* **EXERCISE INPUTS**
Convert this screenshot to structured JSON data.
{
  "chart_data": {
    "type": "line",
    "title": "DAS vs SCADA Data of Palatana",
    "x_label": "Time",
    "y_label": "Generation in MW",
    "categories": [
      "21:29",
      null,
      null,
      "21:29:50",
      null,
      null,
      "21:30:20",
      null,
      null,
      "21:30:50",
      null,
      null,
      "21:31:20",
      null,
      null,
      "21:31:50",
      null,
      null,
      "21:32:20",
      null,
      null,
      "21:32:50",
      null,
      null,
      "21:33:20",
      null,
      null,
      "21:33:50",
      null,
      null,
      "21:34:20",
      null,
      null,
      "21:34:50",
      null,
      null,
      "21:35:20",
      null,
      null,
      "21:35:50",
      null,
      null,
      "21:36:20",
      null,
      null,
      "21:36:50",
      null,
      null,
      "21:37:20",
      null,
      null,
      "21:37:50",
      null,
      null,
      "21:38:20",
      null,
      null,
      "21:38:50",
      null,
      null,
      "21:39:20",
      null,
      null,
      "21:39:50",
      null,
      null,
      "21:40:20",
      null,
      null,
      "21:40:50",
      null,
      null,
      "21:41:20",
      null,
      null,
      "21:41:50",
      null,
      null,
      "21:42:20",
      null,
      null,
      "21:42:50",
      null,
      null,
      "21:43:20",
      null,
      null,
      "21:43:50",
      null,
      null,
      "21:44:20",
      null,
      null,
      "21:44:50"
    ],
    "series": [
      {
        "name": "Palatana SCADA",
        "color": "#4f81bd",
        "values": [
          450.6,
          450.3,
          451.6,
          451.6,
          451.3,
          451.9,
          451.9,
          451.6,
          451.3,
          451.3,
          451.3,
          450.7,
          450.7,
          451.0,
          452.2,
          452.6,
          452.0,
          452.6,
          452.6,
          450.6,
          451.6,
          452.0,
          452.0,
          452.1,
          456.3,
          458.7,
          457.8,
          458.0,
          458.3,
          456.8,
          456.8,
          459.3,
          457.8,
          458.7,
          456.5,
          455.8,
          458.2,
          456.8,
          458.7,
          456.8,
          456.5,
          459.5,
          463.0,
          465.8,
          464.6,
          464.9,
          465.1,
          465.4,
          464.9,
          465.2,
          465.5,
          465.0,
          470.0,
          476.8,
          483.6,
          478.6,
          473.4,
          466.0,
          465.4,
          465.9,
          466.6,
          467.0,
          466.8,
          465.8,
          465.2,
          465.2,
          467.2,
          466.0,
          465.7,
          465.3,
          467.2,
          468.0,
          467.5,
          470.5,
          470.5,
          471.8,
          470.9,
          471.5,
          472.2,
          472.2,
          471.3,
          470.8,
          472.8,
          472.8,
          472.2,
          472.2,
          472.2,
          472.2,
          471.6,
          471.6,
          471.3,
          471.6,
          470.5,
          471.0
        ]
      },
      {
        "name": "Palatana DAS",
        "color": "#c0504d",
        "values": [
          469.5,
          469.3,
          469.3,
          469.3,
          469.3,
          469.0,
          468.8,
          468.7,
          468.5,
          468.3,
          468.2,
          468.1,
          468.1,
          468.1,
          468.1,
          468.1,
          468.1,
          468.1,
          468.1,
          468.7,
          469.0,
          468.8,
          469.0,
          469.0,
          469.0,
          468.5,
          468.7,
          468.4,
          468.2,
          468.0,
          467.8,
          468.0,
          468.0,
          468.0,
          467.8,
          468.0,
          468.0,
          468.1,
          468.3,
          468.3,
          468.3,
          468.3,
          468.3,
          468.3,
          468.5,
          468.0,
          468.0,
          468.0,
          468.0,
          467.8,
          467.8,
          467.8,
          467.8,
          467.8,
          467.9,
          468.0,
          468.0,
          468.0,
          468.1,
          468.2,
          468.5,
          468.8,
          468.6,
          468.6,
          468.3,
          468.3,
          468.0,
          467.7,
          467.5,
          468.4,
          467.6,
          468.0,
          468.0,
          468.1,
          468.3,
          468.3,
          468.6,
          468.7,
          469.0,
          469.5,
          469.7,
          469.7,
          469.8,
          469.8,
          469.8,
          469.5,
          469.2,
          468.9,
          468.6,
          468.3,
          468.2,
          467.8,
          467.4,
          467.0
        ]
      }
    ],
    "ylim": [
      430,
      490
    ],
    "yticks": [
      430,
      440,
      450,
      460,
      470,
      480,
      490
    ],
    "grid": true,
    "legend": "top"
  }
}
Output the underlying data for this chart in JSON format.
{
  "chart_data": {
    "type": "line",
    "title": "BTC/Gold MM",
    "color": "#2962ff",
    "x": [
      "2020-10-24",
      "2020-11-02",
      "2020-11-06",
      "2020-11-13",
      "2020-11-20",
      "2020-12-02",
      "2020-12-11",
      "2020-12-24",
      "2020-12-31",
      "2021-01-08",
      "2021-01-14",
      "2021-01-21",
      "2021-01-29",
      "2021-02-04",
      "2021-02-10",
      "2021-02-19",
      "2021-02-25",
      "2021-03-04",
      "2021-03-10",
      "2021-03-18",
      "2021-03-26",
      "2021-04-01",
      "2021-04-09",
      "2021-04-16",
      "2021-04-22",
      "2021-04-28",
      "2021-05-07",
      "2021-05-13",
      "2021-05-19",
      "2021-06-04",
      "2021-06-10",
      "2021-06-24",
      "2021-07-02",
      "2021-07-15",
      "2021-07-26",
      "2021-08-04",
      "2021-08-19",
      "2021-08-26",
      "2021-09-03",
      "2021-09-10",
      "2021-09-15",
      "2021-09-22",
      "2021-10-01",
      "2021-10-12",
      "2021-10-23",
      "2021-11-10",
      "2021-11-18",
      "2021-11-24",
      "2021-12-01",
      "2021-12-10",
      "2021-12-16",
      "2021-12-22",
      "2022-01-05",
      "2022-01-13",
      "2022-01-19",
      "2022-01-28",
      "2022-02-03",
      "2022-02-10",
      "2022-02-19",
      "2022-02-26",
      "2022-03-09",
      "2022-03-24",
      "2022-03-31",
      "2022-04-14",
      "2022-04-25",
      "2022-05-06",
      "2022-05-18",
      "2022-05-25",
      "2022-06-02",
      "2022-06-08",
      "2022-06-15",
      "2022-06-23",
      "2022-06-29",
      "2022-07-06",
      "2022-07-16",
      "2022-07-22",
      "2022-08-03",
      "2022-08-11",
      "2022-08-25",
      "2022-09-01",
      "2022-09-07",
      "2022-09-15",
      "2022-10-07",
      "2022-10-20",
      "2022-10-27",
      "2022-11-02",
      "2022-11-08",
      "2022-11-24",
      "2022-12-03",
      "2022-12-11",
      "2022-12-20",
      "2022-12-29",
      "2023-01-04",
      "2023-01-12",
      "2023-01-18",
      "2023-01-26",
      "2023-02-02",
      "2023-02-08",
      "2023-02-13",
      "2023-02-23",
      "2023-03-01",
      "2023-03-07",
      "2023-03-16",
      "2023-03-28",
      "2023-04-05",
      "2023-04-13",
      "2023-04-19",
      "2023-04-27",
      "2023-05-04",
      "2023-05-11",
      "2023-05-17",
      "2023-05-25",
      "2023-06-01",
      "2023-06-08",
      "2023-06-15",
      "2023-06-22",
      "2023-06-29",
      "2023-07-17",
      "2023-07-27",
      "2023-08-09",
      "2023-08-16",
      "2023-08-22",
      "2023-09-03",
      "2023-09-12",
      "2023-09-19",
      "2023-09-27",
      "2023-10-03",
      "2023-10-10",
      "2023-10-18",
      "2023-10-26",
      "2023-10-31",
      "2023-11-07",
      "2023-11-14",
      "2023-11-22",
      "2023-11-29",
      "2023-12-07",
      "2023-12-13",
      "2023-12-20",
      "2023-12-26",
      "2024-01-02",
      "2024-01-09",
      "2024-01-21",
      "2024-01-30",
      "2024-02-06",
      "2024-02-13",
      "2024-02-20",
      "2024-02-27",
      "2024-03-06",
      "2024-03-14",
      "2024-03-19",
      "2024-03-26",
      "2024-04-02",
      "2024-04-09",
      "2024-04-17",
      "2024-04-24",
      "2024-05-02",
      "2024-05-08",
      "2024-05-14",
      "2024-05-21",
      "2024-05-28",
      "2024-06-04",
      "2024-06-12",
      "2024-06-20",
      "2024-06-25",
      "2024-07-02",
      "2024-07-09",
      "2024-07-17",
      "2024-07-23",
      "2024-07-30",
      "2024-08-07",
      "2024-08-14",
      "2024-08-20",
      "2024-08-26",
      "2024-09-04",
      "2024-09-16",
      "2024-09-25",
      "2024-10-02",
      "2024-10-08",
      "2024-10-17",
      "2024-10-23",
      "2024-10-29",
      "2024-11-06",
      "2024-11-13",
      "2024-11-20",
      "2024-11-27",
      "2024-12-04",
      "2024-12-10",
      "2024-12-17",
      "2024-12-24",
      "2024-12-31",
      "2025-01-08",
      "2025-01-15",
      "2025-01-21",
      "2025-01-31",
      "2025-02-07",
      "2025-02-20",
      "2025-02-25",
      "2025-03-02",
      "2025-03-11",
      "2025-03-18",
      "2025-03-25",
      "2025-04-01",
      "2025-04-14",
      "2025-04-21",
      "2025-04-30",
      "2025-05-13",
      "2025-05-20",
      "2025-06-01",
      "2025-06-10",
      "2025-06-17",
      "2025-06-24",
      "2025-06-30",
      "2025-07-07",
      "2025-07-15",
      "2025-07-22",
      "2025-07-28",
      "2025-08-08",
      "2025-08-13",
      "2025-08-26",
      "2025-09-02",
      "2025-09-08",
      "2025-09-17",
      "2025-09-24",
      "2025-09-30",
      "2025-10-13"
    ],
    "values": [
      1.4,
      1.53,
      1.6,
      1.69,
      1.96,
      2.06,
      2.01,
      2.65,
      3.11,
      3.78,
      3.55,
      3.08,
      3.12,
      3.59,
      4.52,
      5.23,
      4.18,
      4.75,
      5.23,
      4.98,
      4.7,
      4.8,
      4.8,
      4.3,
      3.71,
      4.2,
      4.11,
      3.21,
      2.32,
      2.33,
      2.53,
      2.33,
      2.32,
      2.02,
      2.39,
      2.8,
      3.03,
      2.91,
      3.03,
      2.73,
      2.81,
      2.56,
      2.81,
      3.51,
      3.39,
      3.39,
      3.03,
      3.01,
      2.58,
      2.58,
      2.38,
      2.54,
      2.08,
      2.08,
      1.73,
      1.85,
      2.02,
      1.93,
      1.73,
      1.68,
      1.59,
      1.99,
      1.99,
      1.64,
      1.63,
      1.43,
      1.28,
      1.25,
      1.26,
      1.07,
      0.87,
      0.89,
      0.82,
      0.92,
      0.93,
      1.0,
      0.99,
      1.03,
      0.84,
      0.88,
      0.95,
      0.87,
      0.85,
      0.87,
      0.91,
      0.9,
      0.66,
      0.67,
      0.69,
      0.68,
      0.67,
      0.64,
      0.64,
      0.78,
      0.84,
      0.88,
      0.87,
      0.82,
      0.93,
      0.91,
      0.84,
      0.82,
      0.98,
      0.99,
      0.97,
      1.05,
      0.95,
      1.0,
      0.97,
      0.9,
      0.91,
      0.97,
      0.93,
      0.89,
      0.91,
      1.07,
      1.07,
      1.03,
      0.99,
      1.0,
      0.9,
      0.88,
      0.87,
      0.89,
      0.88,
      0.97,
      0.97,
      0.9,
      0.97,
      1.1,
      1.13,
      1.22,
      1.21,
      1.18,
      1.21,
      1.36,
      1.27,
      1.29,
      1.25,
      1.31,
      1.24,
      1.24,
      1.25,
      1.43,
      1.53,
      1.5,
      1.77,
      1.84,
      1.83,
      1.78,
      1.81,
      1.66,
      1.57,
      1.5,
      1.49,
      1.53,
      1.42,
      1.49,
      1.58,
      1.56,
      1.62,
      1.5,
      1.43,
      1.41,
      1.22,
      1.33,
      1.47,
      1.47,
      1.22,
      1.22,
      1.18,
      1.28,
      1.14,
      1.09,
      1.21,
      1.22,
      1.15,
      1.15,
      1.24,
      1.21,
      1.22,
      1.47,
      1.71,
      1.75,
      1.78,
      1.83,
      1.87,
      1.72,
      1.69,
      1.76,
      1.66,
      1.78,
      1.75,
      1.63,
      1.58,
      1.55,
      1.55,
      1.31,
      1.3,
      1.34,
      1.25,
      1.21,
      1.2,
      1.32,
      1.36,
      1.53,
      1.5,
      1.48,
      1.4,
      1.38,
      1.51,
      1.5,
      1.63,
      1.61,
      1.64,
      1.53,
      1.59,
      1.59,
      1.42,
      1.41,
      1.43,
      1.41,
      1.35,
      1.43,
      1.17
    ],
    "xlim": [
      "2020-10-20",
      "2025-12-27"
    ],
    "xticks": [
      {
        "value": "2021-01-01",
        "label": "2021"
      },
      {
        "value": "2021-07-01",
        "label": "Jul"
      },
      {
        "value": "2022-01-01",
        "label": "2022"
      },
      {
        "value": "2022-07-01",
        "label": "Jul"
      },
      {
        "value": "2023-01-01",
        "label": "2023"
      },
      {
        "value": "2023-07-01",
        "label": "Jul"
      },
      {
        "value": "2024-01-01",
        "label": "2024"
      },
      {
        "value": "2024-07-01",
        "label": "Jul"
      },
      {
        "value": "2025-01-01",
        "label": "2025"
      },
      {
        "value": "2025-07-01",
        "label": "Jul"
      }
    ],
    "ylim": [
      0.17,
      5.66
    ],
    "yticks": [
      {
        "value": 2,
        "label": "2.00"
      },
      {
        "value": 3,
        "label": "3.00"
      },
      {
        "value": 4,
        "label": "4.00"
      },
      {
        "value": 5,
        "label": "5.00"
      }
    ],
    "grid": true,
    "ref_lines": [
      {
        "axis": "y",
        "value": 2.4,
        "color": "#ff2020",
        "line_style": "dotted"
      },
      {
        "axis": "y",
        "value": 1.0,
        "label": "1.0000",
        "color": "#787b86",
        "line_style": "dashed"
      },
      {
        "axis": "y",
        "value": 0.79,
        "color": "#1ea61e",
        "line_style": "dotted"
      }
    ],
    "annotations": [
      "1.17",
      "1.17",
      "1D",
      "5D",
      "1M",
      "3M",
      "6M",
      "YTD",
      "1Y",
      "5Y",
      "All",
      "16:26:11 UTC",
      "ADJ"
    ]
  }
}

* **EXERCISE GOAL**
Gather every line from the listing above in which "JSON" appears, and copy those lines.

* **FINISHED TASK**
Convert this screenshot to structured JSON data.
Output the underlying data for this chart in JSON format.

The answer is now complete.